Under       1,000 there are      35 pairs of twin primes.
Under      10,000 there are     205 pairs of twin primes.
Under     100,000 there are   1,224 pairs of twin primes.
Under   1,000,000 there are   8,169 pairs of twin primes.
Under  10,000,000 there are  58,980 pairs of twin primes.
Under 100,000,000 there are 440,312 pairs of twin primes.

Extension to large n and other tuples

Task Extension: to get primes up to a billion, it becomes important to cache the results so that large numbers do not need to be factored more than once. This trades memory for speed. The time complexity is dominated by the prime sieve time used to create the primes mask, which is n log(log n).

We can generalize pairs to reflect any tuple of integer differences between the first prime and the successive primes: see http://www.rosettacode.org/wiki/Successive_prime_differences.

If we ignore the first difference from the index prime with itself (always 0), we can express a prime pair as a difference tuple of (2,), and a prime quadruplet such as [11, 13, 17, 19] as the tuple starting with 11 of type (2, 6, 8).

using Formatting, Primes

const PMAX = 1_000_000_000
const pmb = primesmask(PMAX)
const primestoabillion = [i for i in 2:PMAX if pmb[i]]
 
tuplefitsat(k, tup, arr) = all(i -> arr[k + i] - arr[k] == tup[i], 1:length(tup))
 
function countprimetuples(tup, n)
    arr =  filter(i -> i <= n, primestoabillion)
    return count(k -> tuplefitsat(k, tup, arr), 1:length(arr) - length(tup))
end
 
println("Count of prime pairs from 1 to 1 billion: ", 
    format(countprimetuples((2,), 1000000000), commas=true))
println("Count of a form of prime quads from 1 to 1 million: ",
    format(countprimetuples((2, 6, 8), 1000000), commas=true))
println("Count of a form of prime octets from 1 to 1 million: ",
    format(countprimetuples((2, 6, 12, 14, 20, 24, 26), 1000000), commas=true))

**Listing:**
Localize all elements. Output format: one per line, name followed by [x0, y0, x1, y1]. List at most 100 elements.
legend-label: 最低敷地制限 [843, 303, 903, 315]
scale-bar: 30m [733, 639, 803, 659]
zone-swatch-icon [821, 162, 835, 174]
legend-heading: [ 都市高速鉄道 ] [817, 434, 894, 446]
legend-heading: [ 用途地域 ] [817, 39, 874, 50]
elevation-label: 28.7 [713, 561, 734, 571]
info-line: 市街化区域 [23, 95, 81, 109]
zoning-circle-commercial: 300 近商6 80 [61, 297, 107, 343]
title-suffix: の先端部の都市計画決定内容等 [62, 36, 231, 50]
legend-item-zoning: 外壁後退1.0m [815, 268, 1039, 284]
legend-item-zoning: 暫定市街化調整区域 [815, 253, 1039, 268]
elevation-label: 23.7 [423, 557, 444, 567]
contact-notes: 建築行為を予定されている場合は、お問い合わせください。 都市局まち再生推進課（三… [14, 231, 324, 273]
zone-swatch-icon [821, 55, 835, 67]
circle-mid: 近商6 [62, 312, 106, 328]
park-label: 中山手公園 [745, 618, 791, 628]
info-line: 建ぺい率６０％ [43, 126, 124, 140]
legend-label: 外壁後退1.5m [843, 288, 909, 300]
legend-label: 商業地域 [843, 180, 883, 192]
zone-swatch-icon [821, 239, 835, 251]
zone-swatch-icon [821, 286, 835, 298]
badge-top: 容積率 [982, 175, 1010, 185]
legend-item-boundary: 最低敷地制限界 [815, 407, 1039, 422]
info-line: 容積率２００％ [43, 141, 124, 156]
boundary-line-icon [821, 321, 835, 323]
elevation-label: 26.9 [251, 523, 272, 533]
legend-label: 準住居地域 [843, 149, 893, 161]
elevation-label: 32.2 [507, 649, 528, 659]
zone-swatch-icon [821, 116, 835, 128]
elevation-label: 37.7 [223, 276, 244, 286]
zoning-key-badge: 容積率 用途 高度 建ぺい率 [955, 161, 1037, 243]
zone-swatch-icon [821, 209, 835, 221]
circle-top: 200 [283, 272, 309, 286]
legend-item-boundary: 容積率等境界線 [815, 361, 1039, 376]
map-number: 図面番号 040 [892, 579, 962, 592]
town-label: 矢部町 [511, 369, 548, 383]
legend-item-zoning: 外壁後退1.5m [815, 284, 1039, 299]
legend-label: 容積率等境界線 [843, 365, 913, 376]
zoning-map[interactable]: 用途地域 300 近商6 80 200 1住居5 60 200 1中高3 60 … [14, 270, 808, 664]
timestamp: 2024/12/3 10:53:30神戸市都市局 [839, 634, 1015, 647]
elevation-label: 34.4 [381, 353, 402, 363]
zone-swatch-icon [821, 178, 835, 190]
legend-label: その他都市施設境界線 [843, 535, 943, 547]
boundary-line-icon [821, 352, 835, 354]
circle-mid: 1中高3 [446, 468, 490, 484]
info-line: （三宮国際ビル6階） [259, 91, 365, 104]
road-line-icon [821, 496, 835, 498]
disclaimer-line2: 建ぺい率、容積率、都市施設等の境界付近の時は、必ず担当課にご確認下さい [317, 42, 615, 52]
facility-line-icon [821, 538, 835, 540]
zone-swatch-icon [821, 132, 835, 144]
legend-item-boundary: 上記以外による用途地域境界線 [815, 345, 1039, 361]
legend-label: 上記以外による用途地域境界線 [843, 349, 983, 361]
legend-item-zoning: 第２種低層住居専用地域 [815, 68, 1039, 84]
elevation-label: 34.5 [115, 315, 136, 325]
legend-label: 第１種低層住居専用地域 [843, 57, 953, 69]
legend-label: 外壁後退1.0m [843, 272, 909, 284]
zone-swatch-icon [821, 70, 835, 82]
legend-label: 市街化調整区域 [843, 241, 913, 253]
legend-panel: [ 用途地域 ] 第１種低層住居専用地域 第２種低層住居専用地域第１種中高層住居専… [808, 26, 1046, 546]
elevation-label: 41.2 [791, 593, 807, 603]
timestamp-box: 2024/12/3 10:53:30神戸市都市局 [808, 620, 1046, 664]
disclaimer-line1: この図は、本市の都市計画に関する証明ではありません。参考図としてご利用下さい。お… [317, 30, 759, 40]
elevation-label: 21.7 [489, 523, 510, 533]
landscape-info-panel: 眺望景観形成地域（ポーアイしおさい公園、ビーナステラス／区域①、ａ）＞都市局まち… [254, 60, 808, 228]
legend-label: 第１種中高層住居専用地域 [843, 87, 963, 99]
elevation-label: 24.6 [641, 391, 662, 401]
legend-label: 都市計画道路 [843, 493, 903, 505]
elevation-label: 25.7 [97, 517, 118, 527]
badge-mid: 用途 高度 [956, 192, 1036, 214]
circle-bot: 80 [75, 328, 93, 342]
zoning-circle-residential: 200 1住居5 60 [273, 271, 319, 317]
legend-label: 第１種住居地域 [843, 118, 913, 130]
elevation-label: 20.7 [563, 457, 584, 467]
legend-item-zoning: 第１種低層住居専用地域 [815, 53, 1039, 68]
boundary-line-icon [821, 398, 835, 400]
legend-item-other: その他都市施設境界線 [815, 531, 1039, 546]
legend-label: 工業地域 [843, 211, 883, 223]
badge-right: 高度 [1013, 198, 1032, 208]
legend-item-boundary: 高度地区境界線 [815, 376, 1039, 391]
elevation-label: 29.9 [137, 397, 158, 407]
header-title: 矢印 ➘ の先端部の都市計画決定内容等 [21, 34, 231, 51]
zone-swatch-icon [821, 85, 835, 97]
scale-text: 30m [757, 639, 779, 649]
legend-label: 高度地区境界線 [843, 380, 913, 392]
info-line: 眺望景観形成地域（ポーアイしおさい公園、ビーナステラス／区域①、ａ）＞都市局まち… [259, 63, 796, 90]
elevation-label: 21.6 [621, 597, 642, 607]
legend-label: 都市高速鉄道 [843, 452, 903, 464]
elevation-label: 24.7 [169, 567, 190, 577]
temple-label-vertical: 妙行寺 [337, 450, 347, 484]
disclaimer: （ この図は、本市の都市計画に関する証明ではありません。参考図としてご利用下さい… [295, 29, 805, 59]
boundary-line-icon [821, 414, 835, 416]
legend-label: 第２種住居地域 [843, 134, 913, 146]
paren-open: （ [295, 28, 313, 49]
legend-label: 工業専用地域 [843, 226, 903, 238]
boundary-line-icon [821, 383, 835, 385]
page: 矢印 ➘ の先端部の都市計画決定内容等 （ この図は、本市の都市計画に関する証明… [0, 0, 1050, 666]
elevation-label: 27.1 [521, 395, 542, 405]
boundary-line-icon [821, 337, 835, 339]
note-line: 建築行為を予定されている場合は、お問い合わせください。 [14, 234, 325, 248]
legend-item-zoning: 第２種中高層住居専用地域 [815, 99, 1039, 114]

**Requirements:**
[1] List every count of twin-prime pairs that the text on twin primes reports, each with the upper bound it applies to.
[2] Reproduce the text on twin primes from "using Formatting, Primes" to "arr[k] == tup[i], 1:length(tup))".
[3] Take the text on twin primes further, starting after the point where it stops.

**Answer set:**
[1]
- Under 1,000: 35 pairs
- Under 10,000: 205 pairs
- Under 100,000: 1,224 pairs
- Under 1,000,000: 8,169 pairs
- Under 10,000,000: 58,980 pairs
- Under 100,000,000: 440,312 pairs

[2]
using Formatting, Primes

const PMAX = 1_000_000_000
const pmb = primesmask(PMAX)
const primestoabillion = [i for i in 2:PMAX if pmb[i]]
 
tuplefitsat(k, tup, arr) = all(i -> arr[k + i] - arr[k] == tup[i], 1:length(tup))

[3]
Output:
Count of prime pairs from 1 to 1 billion: 3,424,506
Count of a form of prime quads from 1 to 1 million: 166
Count of a form of prime octets from 1 to 1 million: 3

Kotlin

Translation of: Java
import java.math.BigInteger
import java.util.*

fun main() {
    val input = Scanner(System.`in`)
    println("Search Size: ")
    val max = input.nextBigInteger()
    var counter = 0
    var x = BigInteger("3")
    while (x <= max) {
        val sqrtNum = x.sqrt().add(BigInteger.ONE)
        if (x.add(BigInteger.TWO) <= max) {
            counter += if (findPrime(
                    x.add(BigInteger.TWO),
                    x.add(BigInteger.TWO).sqrt().add(BigInteger.ONE)
                ) && findPrime(x, sqrtNum)
            ) 1 else 0
        }
        x = x.add(BigInteger.ONE)
    }
    println("$counter twin prime pairs.")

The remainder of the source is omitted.